--- BEGIN ---
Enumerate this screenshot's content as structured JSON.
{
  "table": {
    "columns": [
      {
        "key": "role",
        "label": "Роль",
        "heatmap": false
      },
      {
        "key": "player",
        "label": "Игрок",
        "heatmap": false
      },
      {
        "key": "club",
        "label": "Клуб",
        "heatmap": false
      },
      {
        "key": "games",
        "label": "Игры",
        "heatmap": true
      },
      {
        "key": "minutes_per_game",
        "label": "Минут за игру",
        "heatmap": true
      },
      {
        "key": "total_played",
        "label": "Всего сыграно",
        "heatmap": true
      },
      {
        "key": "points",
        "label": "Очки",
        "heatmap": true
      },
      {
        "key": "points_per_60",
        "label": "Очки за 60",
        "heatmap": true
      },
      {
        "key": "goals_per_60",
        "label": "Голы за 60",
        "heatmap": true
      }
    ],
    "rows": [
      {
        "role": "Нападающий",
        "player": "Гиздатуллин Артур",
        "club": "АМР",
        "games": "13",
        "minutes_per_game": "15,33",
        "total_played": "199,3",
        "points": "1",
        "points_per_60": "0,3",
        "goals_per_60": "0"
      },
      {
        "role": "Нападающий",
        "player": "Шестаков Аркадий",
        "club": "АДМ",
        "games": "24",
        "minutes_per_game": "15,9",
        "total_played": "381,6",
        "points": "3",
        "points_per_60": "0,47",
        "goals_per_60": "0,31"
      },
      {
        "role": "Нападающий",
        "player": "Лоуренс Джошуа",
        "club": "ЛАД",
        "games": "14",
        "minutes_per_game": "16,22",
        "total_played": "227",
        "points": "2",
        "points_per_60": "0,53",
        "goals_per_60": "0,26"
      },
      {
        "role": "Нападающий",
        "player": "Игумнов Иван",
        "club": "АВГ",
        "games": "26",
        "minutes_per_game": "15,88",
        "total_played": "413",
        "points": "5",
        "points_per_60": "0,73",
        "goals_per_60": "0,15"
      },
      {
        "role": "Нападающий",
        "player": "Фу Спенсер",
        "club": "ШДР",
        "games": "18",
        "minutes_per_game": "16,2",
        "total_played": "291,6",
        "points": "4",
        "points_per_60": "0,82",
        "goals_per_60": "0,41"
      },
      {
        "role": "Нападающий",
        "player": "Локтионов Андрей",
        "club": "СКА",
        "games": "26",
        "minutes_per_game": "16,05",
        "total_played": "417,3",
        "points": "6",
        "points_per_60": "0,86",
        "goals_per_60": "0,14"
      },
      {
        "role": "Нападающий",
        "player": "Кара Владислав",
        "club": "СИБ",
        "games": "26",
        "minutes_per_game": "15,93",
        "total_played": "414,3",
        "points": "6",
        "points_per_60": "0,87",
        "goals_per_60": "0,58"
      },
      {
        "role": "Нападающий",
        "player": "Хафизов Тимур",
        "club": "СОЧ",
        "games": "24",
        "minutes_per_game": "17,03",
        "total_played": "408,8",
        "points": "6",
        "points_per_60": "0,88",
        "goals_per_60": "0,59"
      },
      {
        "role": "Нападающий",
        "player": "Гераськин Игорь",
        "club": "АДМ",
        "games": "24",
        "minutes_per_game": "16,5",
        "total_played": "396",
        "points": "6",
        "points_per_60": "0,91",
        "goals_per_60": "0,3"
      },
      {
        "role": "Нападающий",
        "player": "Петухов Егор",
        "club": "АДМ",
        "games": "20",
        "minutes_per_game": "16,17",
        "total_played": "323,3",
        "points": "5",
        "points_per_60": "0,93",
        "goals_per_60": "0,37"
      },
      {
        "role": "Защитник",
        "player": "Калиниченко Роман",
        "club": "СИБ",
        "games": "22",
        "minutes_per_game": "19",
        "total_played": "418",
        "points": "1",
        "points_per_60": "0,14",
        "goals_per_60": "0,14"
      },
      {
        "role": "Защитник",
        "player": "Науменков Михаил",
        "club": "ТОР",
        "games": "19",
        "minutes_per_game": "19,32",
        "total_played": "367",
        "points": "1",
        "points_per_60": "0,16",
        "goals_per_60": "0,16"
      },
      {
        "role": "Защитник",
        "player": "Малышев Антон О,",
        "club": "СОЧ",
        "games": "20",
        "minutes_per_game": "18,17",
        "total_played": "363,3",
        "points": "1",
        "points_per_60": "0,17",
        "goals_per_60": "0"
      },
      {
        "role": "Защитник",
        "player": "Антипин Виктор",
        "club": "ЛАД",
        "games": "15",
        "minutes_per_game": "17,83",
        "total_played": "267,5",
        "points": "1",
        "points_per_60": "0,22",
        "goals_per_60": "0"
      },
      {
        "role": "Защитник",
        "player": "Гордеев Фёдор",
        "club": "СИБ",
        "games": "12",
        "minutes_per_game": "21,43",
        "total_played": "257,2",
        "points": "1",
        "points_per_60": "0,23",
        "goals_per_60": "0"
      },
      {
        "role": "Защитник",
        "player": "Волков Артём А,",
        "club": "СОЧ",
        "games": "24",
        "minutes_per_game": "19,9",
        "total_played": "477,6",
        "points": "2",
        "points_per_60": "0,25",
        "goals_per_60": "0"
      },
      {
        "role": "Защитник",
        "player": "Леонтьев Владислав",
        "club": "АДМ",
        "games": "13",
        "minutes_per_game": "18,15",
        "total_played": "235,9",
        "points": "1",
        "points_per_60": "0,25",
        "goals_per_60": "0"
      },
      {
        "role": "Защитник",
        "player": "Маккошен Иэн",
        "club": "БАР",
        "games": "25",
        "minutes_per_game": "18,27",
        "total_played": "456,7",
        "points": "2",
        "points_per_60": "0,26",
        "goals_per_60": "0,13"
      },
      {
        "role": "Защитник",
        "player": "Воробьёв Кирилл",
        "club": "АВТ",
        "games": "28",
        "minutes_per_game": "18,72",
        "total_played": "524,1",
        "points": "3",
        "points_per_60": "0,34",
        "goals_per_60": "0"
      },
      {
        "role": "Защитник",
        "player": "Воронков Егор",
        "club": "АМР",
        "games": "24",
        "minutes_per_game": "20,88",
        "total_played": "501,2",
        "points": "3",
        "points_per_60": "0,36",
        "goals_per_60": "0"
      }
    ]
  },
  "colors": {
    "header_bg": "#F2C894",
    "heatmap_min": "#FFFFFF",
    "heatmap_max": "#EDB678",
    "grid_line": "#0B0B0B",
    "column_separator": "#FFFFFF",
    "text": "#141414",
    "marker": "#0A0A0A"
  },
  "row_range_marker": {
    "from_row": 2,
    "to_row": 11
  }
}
--- END ---
- WORK TO COMPLETE
Copy every record exactly as presented.

- COMPLETE OUTPUT
Enumerate this screenshot's content as structured JSON.
{
  "table": {
    "columns": [
      {
        "key": "role",
        "label": "Роль",
        "heatmap": false
      },
      {
        "key": "player",
        "label": "Игрок",
        "heatmap": false
      },
      {
        "key": "club",
        "label": "Клуб",
        "heatmap": false
      },
      {
        "key": "games",
        "label": "Игры",
        "heatmap": true
      },
      {
        "key": "minutes_per_game",
        "label": "Минут за игру",
        "heatmap": true
      },
      {
        "key": "total_played",
        "label": "Всего сыграно",
        "heatmap": true
      },
      {
        "key": "points",
        "label": "Очки",
        "heatmap": true
      },
      {
        "key": "points_per_60",
        "label": "Очки за 60",
        "heatmap": true
      },
      {
        "key": "goals_per_60",
        "label": "Голы за 60",
        "heatmap": true
      }
    ],
    "rows": [
      {
        "role": "Нападающий",
        "player": "Гиздатуллин Артур",
        "club": "АМР",
        "games": "13",
        "minutes_per_game": "15,33",
        "total_played": "199,3",
        "points": "1",
        "points_per_60": "0,3",
        "goals_per_60": "0"
      },
      {
        "role": "Нападающий",
        "player": "Шестаков Аркадий",
        "club": "АДМ",
        "games": "24",
        "minutes_per_game": "15,9",
        "total_played": "381,6",
        "points": "3",
        "points_per_60": "0,47",
        "goals_per_60": "0,31"
      },
      {
        "role": "Нападающий",
        "player": "Лоуренс Джошуа",
        "club": "ЛАД",
        "games": "14",
        "minutes_per_game": "16,22",
        "total_played": "227",
        "points": "2",
        "points_per_60": "0,53",
        "goals_per_60": "0,26"
      },
      {
        "role": "Нападающий",
        "player": "Игумнов Иван",
        "club": "АВГ",
        "games": "26",
        "minutes_per_game": "15,88",
        "total_played": "413",
        "points": "5",
        "points_per_60": "0,73",
        "goals_per_60": "0,15"
      },
      {
        "role": "Нападающий",
        "player": "Фу Спенсер",
        "club": "ШДР",
        "games": "18",
        "minutes_per_game": "16,2",
        "total_played": "291,6",
        "points": "4",
        "points_per_60": "0,82",
        "goals_per_60": "0,41"
      },
      {
        "role": "Нападающий",
        "player": "Локтионов Андрей",
        "club": "СКА",
        "games": "26",
        "minutes_per_game": "16,05",
        "total_played": "417,3",
        "points": "6",
        "points_per_60": "0,86",
        "goals_per_60": "0,14"
      },
      {
        "role": "Нападающий",
        "player": "Кара Владислав",
        "club": "СИБ",
        "games": "26",
        "minutes_per_game": "15,93",
        "total_played": "414,3",
        "points": "6",
        "points_per_60": "0,87",
        "goals_per_60": "0,58"
      },
      {
        "role": "Нападающий",
        "player": "Хафизов Тимур",
        "club": "СОЧ",
        "games": "24",
        "minutes_per_game": "17,03",
        "total_played": "408,8",
        "points": "6",
        "points_per_60": "0,88",
        "goals_per_60": "0,59"
      },
      {
        "role": "Нападающий",
        "player": "Гераськин Игорь",
        "club": "АДМ",
        "games": "24",
        "minutes_per_game": "16,5",
        "total_played": "396",
        "points": "6",
        "points_per_60": "0,91",
        "goals_per_60": "0,3"
      },
      {
        "role": "Нападающий",
        "player": "Петухов Егор",
        "club": "АДМ",
        "games": "20",
        "minutes_per_game": "16,17",
        "total_played": "323,3",
        "points": "5",
        "points_per_60": "0,93",
        "goals_per_60": "0,37"
      },
      {
        "role": "Защитник",
        "player": "Калиниченко Роман",
        "club": "СИБ",
        "games": "22",
        "minutes_per_game": "19",
        "total_played": "418",
        "points": "1",
        "points_per_60": "0,14",
        "goals_per_60": "0,14"
      },
      {
        "role": "Защитник",
        "player": "Науменков Михаил",
        "club": "ТОР",
        "games": "19",
        "minutes_per_game": "19,32",
        "total_played": "367",
        "points": "1",
        "points_per_60": "0,16",
        "goals_per_60": "0,16"
      },
      {
        "role": "Защитник",
        "player": "Малышев Антон О,",
        "club": "СОЧ",
        "games": "20",
        "minutes_per_game": "18,17",
        "total_played": "363,3",
        "points": "1",
        "points_per_60": "0,17",
        "goals_per_60": "0"
      },
      {
        "role": "Защитник",
        "player": "Антипин Виктор",
        "club": "ЛАД",
        "games": "15",
        "minutes_per_game": "17,83",
        "total_played": "267,5",
        "points": "1",
        "points_per_60": "0,22",
        "goals_per_60": "0"
      },
      {
        "role": "Защитник",
        "player": "Гордеев Фёдор",
        "club": "СИБ",
        "games": "12",
        "minutes_per_game": "21,43",
        "total_played": "257,2",
        "points": "1",
        "points_per_60": "0,23",
        "goals_per_60": "0"
      },
      {
        "role": "Защитник",
        "player": "Волков Артём А,",
        "club": "СОЧ",
        "games": "24",
        "minutes_per_game": "19,9",
        "total_played": "477,6",
        "points": "2",
        "points_per_60": "0,25",
        "goals_per_60": "0"
      },
      {
        "role": "Защитник",
        "player": "Леонтьев Владислав",
        "club": "АДМ",
        "games": "13",
        "minutes_per_game": "18,15",
        "total_played": "235,9",
        "points": "1",
        "points_per_60": "0,25",
        "goals_per_60": "0"
      },
      {
        "role": "Защитник",
        "player": "Маккошен Иэн",
        "club": "БАР",
        "games": "25",
        "minutes_per_game": "18,27",
        "total_played": "456,7",
        "points": "2",
        "points_per_60": "0,26",
        "goals_per_60": "0,13"
      },
      {
        "role": "Защитник",
        "player": "Воробьёв Кирилл",
        "club": "АВТ",
        "games": "28",
        "minutes_per_game": "18,72",
        "total_played": "524,1",
        "points": "3",
        "points_per_60": "0,34",
        "goals_per_60": "0"
      },
      {
        "role": "Защитник",
        "player": "Воронков Егор",
        "club": "АМР",
        "games": "24",
        "minutes_per_game": "20,88",
        "total_played": "501,2",
        "points": "3",
        "points_per_60": "0,36",
        "goals_per_60": "0"
      }
    ]
  },
  "colors": {
    "header_bg": "#F2C894",
    "heatmap_min": "#FFFFFF",
    "heatmap_max": "#EDB678",
    "grid_line": "#0B0B0B",
    "column_separator": "#FFFFFF",
    "text": "#141414",
    "marker": "#0A0A0A"
  },
  "row_range_marker": {
    "from_row": 2,
    "to_row": 11
  }
}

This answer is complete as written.